Task statement = From the entries that follow, pick out all lines holding "vồng".

-- BEGIN Input rows --

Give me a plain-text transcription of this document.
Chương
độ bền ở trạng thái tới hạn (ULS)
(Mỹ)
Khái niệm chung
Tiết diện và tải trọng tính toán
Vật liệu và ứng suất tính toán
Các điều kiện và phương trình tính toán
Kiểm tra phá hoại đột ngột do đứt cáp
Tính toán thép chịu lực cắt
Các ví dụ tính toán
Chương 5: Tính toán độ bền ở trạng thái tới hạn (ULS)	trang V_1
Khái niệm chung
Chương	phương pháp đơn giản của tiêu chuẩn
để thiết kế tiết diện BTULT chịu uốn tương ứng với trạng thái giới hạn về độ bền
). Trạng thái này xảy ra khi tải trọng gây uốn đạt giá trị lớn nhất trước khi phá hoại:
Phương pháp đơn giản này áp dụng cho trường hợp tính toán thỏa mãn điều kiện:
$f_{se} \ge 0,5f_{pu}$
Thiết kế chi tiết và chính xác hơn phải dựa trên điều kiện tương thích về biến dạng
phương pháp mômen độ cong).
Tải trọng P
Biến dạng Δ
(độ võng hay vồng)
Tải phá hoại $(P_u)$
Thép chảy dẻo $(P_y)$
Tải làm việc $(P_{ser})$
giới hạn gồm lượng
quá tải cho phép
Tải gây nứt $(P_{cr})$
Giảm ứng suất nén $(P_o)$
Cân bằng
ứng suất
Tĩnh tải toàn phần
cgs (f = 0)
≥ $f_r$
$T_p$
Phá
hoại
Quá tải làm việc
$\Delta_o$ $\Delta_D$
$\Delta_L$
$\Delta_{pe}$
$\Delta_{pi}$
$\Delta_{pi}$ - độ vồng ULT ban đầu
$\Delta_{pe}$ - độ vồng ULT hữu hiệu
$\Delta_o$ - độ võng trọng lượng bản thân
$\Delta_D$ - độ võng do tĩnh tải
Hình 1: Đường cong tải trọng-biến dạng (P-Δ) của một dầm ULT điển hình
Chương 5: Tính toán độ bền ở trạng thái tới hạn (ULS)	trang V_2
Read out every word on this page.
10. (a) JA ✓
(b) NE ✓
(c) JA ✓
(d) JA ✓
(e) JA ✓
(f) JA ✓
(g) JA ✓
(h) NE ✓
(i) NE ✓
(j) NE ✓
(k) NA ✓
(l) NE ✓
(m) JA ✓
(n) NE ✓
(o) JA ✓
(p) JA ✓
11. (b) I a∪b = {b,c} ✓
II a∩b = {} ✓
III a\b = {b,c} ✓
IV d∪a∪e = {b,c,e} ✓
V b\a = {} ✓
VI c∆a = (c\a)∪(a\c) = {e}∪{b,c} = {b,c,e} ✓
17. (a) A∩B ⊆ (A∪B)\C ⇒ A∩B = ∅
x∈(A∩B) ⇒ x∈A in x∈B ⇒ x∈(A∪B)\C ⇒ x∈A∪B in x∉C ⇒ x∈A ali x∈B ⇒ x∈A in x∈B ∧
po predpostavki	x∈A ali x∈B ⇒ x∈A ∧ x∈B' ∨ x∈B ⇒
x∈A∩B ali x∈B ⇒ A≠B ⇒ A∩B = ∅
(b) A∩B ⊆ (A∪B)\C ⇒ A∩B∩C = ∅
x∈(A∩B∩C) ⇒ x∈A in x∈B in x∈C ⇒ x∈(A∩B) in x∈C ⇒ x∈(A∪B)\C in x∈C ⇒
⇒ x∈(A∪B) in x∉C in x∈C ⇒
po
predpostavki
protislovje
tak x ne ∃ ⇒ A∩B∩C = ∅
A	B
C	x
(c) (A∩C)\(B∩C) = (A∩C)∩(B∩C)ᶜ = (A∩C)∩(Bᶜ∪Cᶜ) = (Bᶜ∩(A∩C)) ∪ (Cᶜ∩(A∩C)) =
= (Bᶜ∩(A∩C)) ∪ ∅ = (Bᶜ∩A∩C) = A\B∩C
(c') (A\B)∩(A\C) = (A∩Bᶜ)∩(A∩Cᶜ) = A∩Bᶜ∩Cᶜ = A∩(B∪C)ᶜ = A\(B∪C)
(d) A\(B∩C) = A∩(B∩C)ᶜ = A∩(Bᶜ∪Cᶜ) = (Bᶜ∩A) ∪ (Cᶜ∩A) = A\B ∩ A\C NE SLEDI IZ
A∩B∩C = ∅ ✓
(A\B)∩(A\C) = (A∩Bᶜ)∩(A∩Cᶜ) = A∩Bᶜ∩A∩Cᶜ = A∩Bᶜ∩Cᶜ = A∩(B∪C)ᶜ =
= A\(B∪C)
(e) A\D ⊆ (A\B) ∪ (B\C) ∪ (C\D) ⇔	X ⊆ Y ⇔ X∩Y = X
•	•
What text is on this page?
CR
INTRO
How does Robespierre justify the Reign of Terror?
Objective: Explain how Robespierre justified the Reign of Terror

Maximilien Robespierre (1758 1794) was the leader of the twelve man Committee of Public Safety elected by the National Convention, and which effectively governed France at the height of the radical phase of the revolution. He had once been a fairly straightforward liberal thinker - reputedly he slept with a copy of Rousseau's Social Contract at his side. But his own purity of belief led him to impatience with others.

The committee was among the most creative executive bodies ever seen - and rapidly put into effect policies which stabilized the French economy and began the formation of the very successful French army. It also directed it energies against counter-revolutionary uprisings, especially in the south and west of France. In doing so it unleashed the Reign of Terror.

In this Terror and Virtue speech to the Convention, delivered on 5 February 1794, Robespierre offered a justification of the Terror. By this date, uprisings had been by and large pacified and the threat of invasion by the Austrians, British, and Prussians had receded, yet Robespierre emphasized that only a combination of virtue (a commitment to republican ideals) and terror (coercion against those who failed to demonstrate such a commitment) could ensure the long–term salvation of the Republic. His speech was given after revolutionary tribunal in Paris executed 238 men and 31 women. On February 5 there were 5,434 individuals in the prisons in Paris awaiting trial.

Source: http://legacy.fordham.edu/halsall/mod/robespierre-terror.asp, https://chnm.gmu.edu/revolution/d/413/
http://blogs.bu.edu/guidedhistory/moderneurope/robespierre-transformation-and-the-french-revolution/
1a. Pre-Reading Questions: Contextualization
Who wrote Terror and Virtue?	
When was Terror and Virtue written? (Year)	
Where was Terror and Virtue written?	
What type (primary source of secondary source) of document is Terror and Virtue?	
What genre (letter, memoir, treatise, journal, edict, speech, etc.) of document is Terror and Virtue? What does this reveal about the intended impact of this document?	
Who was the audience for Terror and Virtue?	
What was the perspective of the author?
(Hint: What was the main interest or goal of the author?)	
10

-- END Input rows --

Task result =
(độ võng hay vồng)
$\Delta_{pi}$ - độ vồng ULT ban đầu
$\Delta_{pe}$ - độ vồng ULT hữu hiệu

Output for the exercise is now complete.